### Entries supplied
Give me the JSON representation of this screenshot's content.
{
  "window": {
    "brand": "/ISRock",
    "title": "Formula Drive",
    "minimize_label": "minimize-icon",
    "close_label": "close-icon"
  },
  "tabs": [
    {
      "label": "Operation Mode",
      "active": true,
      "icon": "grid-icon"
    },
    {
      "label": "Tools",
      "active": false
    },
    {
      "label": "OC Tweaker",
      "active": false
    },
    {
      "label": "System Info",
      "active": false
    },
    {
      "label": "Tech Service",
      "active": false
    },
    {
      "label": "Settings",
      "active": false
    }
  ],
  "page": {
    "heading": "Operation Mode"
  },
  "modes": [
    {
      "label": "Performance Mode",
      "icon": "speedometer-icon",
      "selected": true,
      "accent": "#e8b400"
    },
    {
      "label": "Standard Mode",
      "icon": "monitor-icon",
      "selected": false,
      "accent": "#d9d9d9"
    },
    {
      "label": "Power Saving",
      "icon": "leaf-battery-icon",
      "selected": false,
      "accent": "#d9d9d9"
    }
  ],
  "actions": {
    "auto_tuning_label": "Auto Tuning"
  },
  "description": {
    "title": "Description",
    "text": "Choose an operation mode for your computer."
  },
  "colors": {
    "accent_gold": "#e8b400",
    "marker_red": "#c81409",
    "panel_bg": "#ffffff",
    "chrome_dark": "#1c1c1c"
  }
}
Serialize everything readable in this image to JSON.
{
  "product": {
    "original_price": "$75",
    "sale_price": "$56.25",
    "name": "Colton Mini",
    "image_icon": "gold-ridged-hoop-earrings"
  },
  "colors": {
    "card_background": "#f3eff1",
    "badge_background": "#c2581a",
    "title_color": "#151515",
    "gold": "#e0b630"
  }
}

### What you are asked to do
Reproduce every entry shown above, precisely as it stands.

### Solution for this problem
Give me the JSON representation of this screenshot's content.
{
  "window": {
    "brand": "/ISRock",
    "title": "Formula Drive",
    "minimize_label": "minimize-icon",
    "close_label": "close-icon"
  },
  "tabs": [
    {
      "label": "Operation Mode",
      "active": true,
      "icon": "grid-icon"
    },
    {
      "label": "Tools",
      "active": false
    },
    {
      "label": "OC Tweaker",
      "active": false
    },
    {
      "label": "System Info",
      "active": false
    },
    {
      "label": "Tech Service",
      "active": false
    },
    {
      "label": "Settings",
      "active": false
    }
  ],
  "page": {
    "heading": "Operation Mode"
  },
  "modes": [
    {
      "label": "Performance Mode",
      "icon": "speedometer-icon",
      "selected": true,
      "accent": "#e8b400"
    },
    {
      "label": "Standard Mode",
      "icon": "monitor-icon",
      "selected": false,
      "accent": "#d9d9d9"
    },
    {
      "label": "Power Saving",
      "icon": "leaf-battery-icon",
      "selected": false,
      "accent": "#d9d9d9"
    }
  ],
  "actions": {
    "auto_tuning_label": "Auto Tuning"
  },
  "description": {
    "title": "Description",
    "text": "Choose an operation mode for your computer."
  },
  "colors": {
    "accent_gold": "#e8b400",
    "marker_red": "#c81409",
    "panel_bg": "#ffffff",
    "chrome_dark": "#1c1c1c"
  }
}
Serialize everything readable in this image to JSON.
{
  "product": {
    "original_price": "$75",
    "sale_price": "$56.25",
    "name": "Colton Mini",
    "image_icon": "gold-ridged-hoop-earrings"
  },
  "colors": {
    "card_background": "#f3eff1",
    "badge_background": "#c2581a",
    "title_color": "#151515",
    "gold": "#e0b630"
  }
}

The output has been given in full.